§ **Working data**:

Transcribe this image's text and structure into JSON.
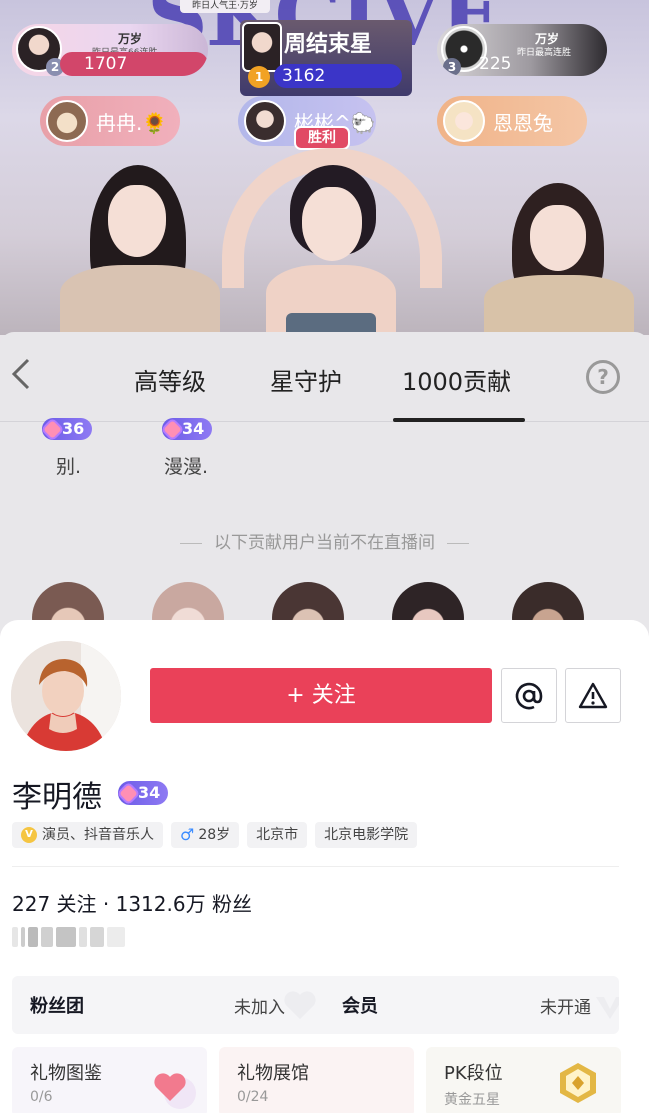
{
  "live": {
    "big_text": "SKCIVE",
    "banner": "昨日人气王·万岁",
    "ranks": [
      {
        "num": "2",
        "title": "万岁",
        "subtitle": "昨日最高66连胜",
        "score": "1707"
      },
      {
        "num": "1",
        "title": "周结束星",
        "subtitle": "",
        "score": "3162"
      },
      {
        "num": "3",
        "title": "万岁",
        "subtitle": "昨日最高连胜",
        "score": "225"
      }
    ],
    "chips": [
      {
        "name": "冉冉.🌻"
      },
      {
        "name": "彬彬^🐑"
      },
      {
        "name": "恩恩兔"
      }
    ],
    "win_label": "胜利"
  },
  "panel": {
    "tabs": [
      "高等级",
      "星守护",
      "1000贡献"
    ],
    "active_tab": "1000贡献",
    "top_users": [
      {
        "level": "36",
        "name": "别."
      },
      {
        "level": "34",
        "name": "漫漫."
      }
    ],
    "divider_text": "以下贡献用户当前不在直播间"
  },
  "profile": {
    "follow_label": "+ 关注",
    "name": "李明德",
    "level": "34",
    "tags": {
      "occupation": "演员、抖音音乐人",
      "age": "28岁",
      "city": "北京市",
      "school": "北京电影学院"
    },
    "stats": "227 关注 · 1312.6万 粉丝",
    "fan_club": {
      "label": "粉丝团",
      "value": "未加入"
    },
    "member": {
      "label": "会员",
      "value": "未开通"
    },
    "tiles": [
      {
        "title": "礼物图鉴",
        "value": "0/6"
      },
      {
        "title": "礼物展馆",
        "value": "0/24"
      },
      {
        "title": "PK段位",
        "value": "黄金五星"
      }
    ]
  },
  "colors": {
    "follow": "#ea4159",
    "level_badge": "#7b68ee",
    "win": "#e14a64"
  }
}
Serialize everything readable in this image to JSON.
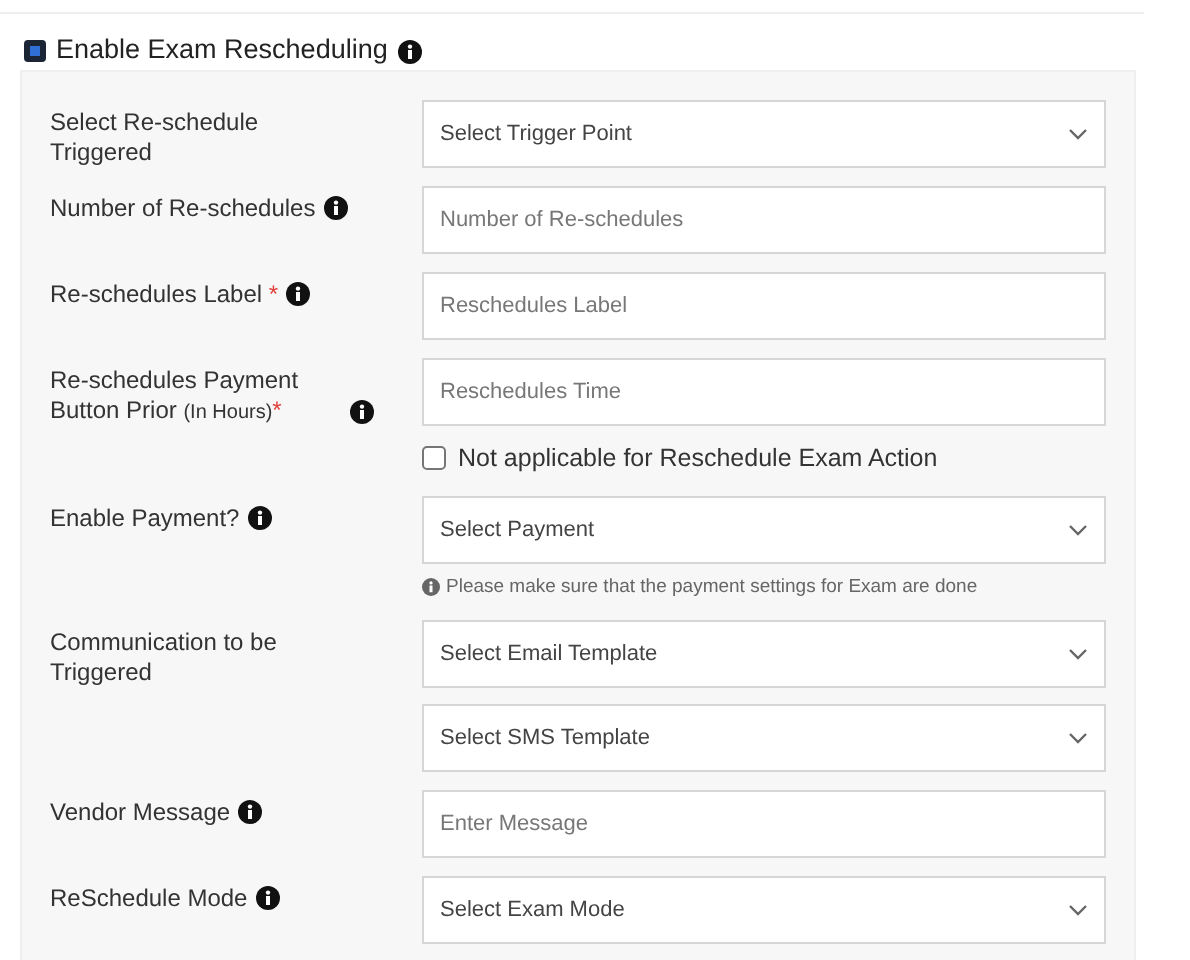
{
  "header": {
    "label": "Enable Exam Rescheduling",
    "checked": true,
    "info": true
  },
  "rows": [
    {
      "label": "Select Re-schedule Triggered",
      "info": false,
      "fields": [
        {
          "kind": "select",
          "placeholder": "Select Trigger Point"
        }
      ]
    },
    {
      "label": "Number of Re-schedules",
      "info": true,
      "fields": [
        {
          "kind": "input",
          "placeholder": "Number of Re-schedules"
        }
      ]
    },
    {
      "label": "Re-schedules Label",
      "info": true,
      "required": "*",
      "fields": [
        {
          "kind": "input",
          "placeholder": "Reschedules Label"
        }
      ]
    },
    {
      "label": "Re-schedules Payment Button Prior",
      "note": "(In Hours)",
      "info": true,
      "required": "*",
      "fields": [
        {
          "kind": "input",
          "placeholder": "Reschedules Time"
        },
        {
          "kind": "checkbox",
          "label": "Not applicable for Reschedule Exam Action",
          "checked": false
        }
      ]
    },
    {
      "label": "Enable Payment?",
      "info": true,
      "fields": [
        {
          "kind": "select",
          "placeholder": "Select Payment"
        },
        {
          "kind": "hint",
          "text": "Please make sure that the payment settings for Exam are done"
        }
      ]
    },
    {
      "label": "Communication to be Triggered",
      "info": false,
      "fields": [
        {
          "kind": "select",
          "placeholder": "Select Email Template"
        },
        {
          "kind": "select",
          "placeholder": "Select SMS Template"
        }
      ]
    },
    {
      "label": "Vendor Message",
      "info": true,
      "fields": [
        {
          "kind": "input",
          "placeholder": "Enter Message"
        }
      ]
    },
    {
      "label": "ReSchedule Mode",
      "info": true,
      "fields": [
        {
          "kind": "select",
          "placeholder": "Select Exam Mode"
        }
      ]
    }
  ]
}
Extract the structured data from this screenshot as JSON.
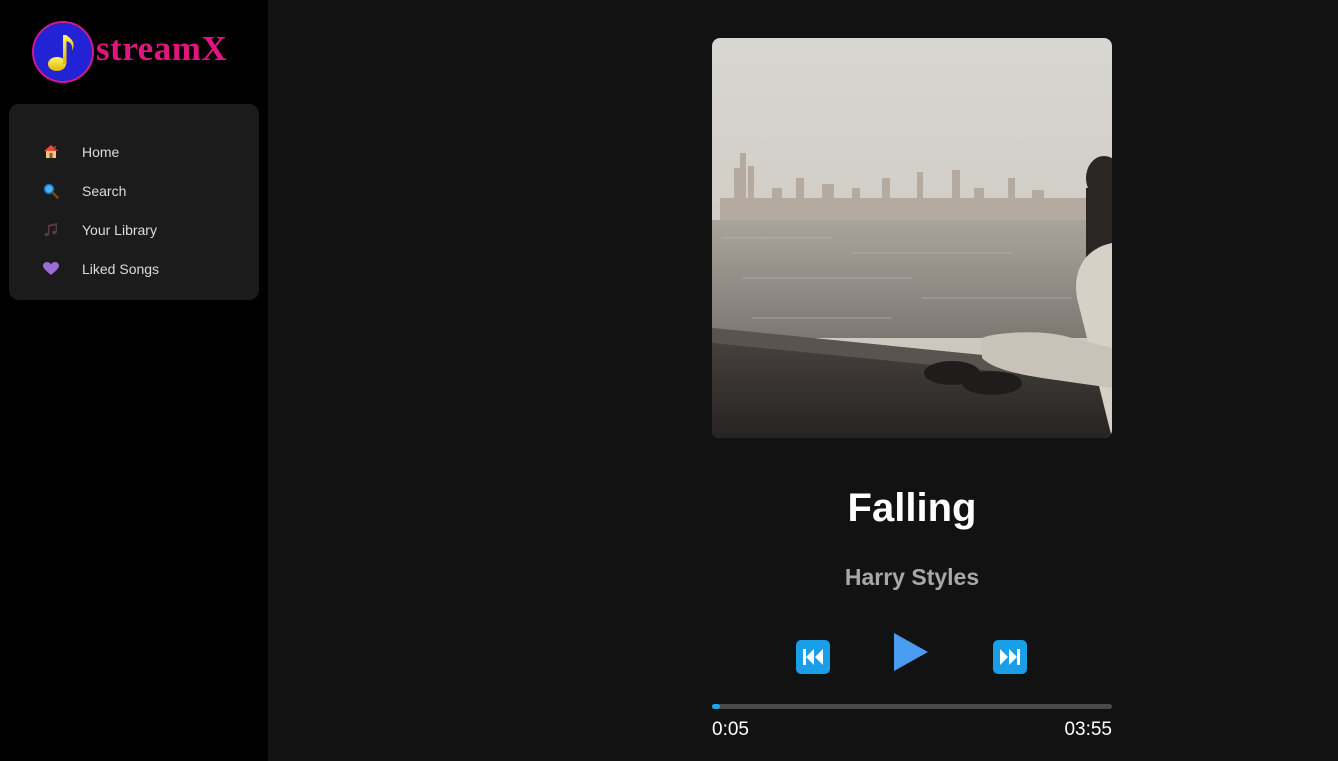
{
  "app": {
    "name": "streamX",
    "logo_icon": "music-note-icon"
  },
  "sidebar": {
    "items": [
      {
        "label": "Home",
        "icon": "home-icon"
      },
      {
        "label": "Search",
        "icon": "magnifier-icon"
      },
      {
        "label": "Your Library",
        "icon": "music-notes-icon"
      },
      {
        "label": "Liked Songs",
        "icon": "purple-heart-icon"
      }
    ]
  },
  "player": {
    "title": "Falling",
    "artist": "Harry Styles",
    "current_time": "0:05",
    "duration": "03:55",
    "progress": 0.02,
    "controls": {
      "previous": "previous-track-icon",
      "play": "play-icon",
      "next": "next-track-icon"
    }
  },
  "colors": {
    "accent": "#1ea6e8",
    "play": "#4a9cf0",
    "brand": "#e0167e",
    "brand_badge": "#2323d6"
  }
}
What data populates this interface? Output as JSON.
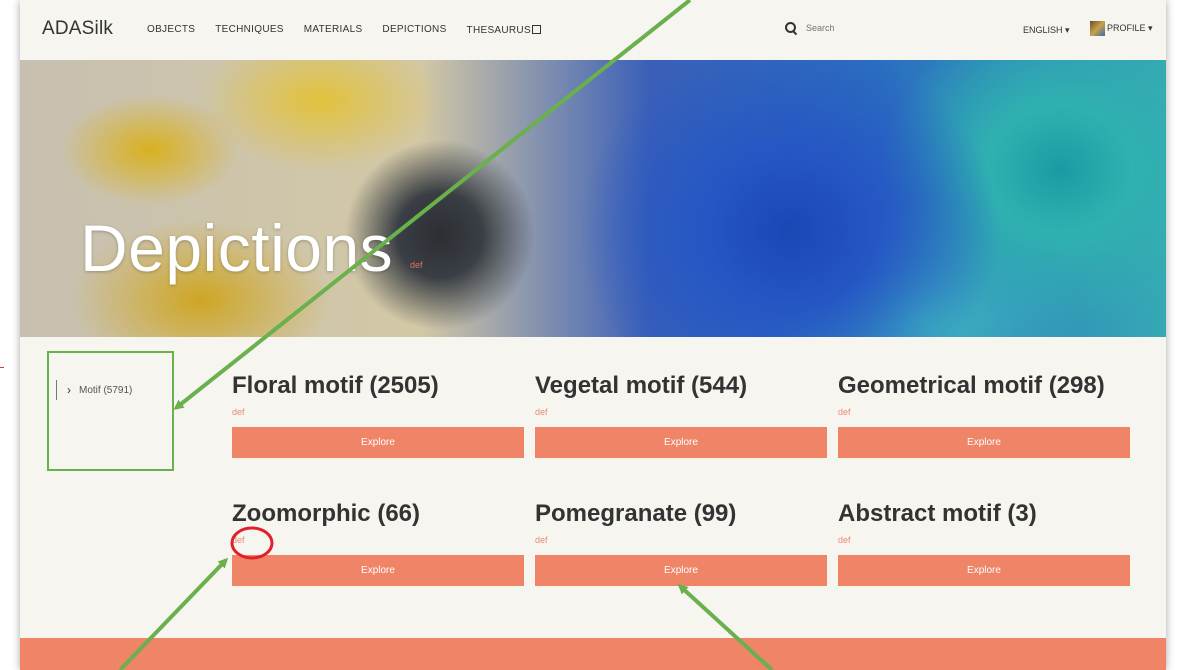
{
  "navbar": {
    "brand": "ADASilk",
    "links": [
      "OBJECTS",
      "TECHNIQUES",
      "MATERIALS",
      "DEPICTIONS",
      "THESAURUS"
    ],
    "search_placeholder": "Search",
    "language": "ENGLISH ▾",
    "profile": "PROFILE ▾"
  },
  "hero": {
    "title": "Depictions",
    "mark": "def"
  },
  "sidebar": {
    "items": [
      {
        "chevron": "›",
        "label": "Motif (5791)"
      }
    ]
  },
  "cards": [
    {
      "title": "Floral motif (2505)",
      "def": "def",
      "button": "Explore"
    },
    {
      "title": "Vegetal motif (544)",
      "def": "def",
      "button": "Explore"
    },
    {
      "title": "Geometrical motif (298)",
      "def": "def",
      "button": "Explore"
    },
    {
      "title": "Zoomorphic (66)",
      "def": "def",
      "button": "Explore"
    },
    {
      "title": "Pomegranate (99)",
      "def": "def",
      "button": "Explore"
    },
    {
      "title": "Abstract motif (3)",
      "def": "def",
      "button": "Explore"
    }
  ],
  "colors": {
    "accent": "#ef8466",
    "annotation_green": "#6ab04c",
    "annotation_red": "#e0202a"
  }
}
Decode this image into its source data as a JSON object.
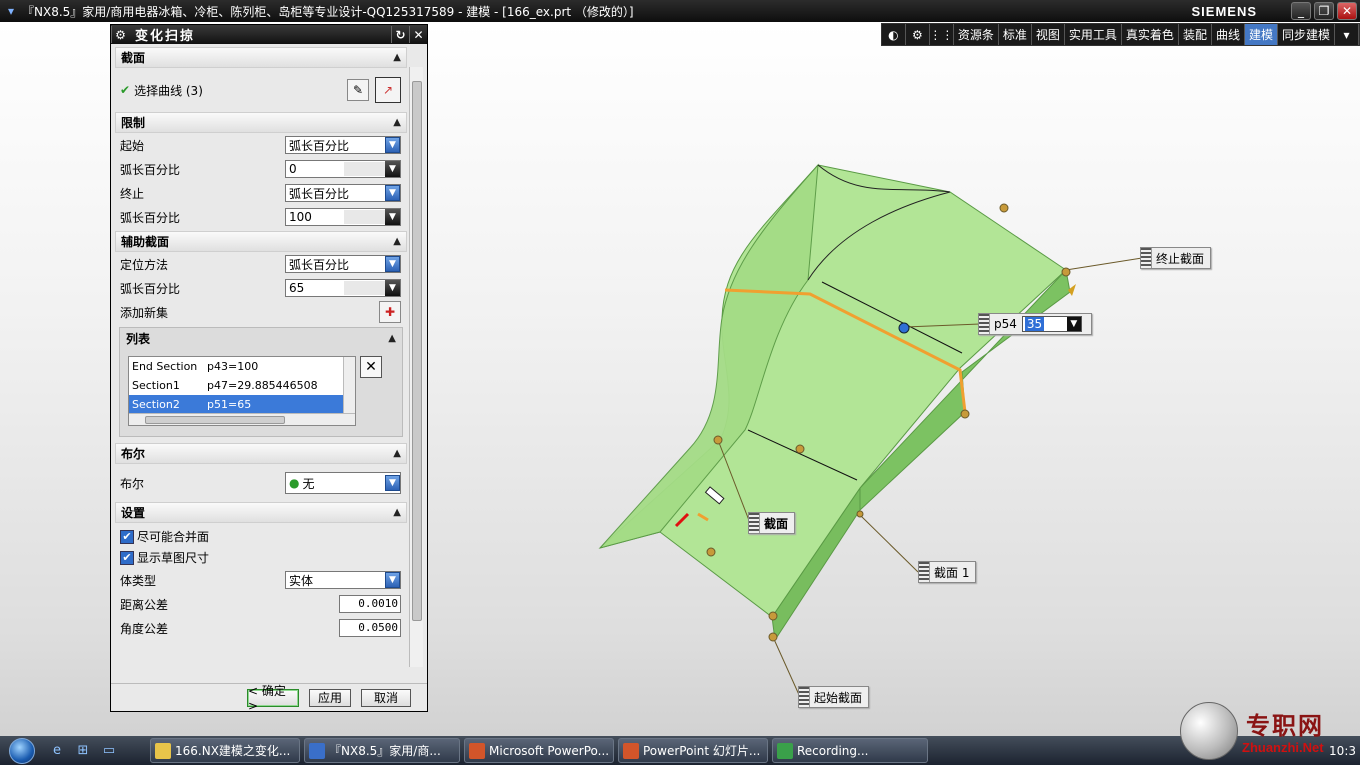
{
  "window": {
    "title": "『NX8.5』家用/商用电器冰箱、冷柜、陈列柜、岛柜等专业设计-QQ125317589 - 建模 - [166_ex.prt （修改的）]",
    "brand": "SIEMENS",
    "minimize": "_",
    "restore": "❐",
    "close": "✕"
  },
  "toolbar": {
    "items": [
      "资源条",
      "标准",
      "视图",
      "实用工具",
      "真实着色",
      "装配",
      "曲线",
      "建模",
      "同步建模"
    ],
    "active": "建模"
  },
  "dialog": {
    "title": "变化扫掠",
    "section_panel": {
      "header": "截面",
      "select_label": "选择曲线 (3)"
    },
    "limits": {
      "header": "限制",
      "start_label": "起始",
      "start_value": "弧长百分比",
      "start_pct_label": "弧长百分比",
      "start_pct_value": "0",
      "end_label": "终止",
      "end_value": "弧长百分比",
      "end_pct_label": "弧长百分比",
      "end_pct_value": "100"
    },
    "aux": {
      "header": "辅助截面",
      "method_label": "定位方法",
      "method_value": "弧长百分比",
      "pct_label": "弧长百分比",
      "pct_value": "65",
      "add_label": "添加新集",
      "list_header": "列表",
      "list": [
        {
          "name": "End Section",
          "value": "p43=100"
        },
        {
          "name": "Section1",
          "value": "p47=29.885446508"
        },
        {
          "name": "Section2",
          "value": "p51=65"
        }
      ]
    },
    "boolean": {
      "header": "布尔",
      "label": "布尔",
      "value": "无"
    },
    "settings": {
      "header": "设置",
      "merge_label": "尽可能合并面",
      "sketch_dim_label": "显示草图尺寸",
      "body_type_label": "体类型",
      "body_type_value": "实体",
      "dist_tol_label": "距离公差",
      "dist_tol_value": "0.0010",
      "angle_tol_label": "角度公差",
      "angle_tol_value": "0.0500"
    },
    "buttons": {
      "ok": "< 确定 >",
      "apply": "应用",
      "cancel": "取消"
    }
  },
  "callouts": {
    "end_section": "终止截面",
    "p54_label": "p54",
    "p54_value": "35",
    "section": "截面",
    "section1": "截面 1",
    "start_section": "起始截面"
  },
  "taskbar": {
    "tasks": [
      "166.NX建模之变化...",
      "『NX8.5』家用/商...",
      "Microsoft PowerPo...",
      "PowerPoint 幻灯片...",
      "Recording..."
    ],
    "clock": "10:3"
  },
  "watermark": {
    "cn": "专职网",
    "en": "Zhuanzhi.Net"
  },
  "colors": {
    "model_face": "#a8e08a",
    "model_side": "#7cc262",
    "highlight": "#f0a030",
    "title_bar": "#111111",
    "active_tab": "#4478c4"
  }
}
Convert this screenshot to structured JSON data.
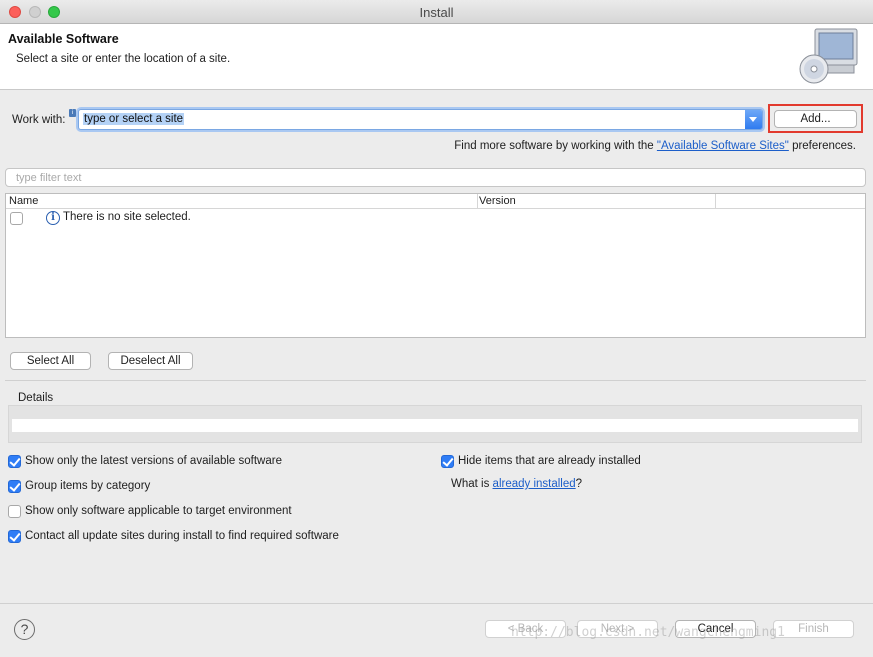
{
  "window": {
    "title": "Install"
  },
  "banner": {
    "title": "Available Software",
    "subtitle": "Select a site or enter the location of a site.",
    "icon": "monitor-cd-icon"
  },
  "work_with": {
    "label": "Work with:",
    "value": "type or select a site",
    "add_button": "Add...",
    "find_more_prefix": "Find more software by working with the",
    "find_more_link": "\"Available Software Sites\"",
    "find_more_suffix": "preferences."
  },
  "filter": {
    "placeholder": "type filter text"
  },
  "table": {
    "columns": [
      "Name",
      "Version"
    ],
    "rows": [
      {
        "checked": false,
        "icon": "info-icon",
        "text": "There is no site selected."
      }
    ]
  },
  "selection_buttons": {
    "select_all": "Select All",
    "deselect_all": "Deselect All"
  },
  "details": {
    "label": "Details"
  },
  "options": {
    "latest_versions": {
      "label": "Show only the latest versions of available software",
      "checked": true
    },
    "group_by_category": {
      "label": "Group items by category",
      "checked": true
    },
    "target_env": {
      "label": "Show only software applicable to target environment",
      "checked": false
    },
    "contact_sites": {
      "label": "Contact all update sites during install to find required software",
      "checked": true
    },
    "hide_installed": {
      "label": "Hide items that are already installed",
      "checked": true
    },
    "what_is_prefix": "What is",
    "what_is_link": "already installed",
    "what_is_suffix": "?"
  },
  "footer": {
    "help": "?",
    "back": "< Back",
    "next": "Next >",
    "cancel": "Cancel",
    "finish": "Finish"
  },
  "watermark": "http://blog.csdn.net/wangchengming1"
}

§ **Task objective**:
From the listing above, report the number of lines containing the string "弧长百分比", without any accompanying remarks.

§ **Exercise result**:
6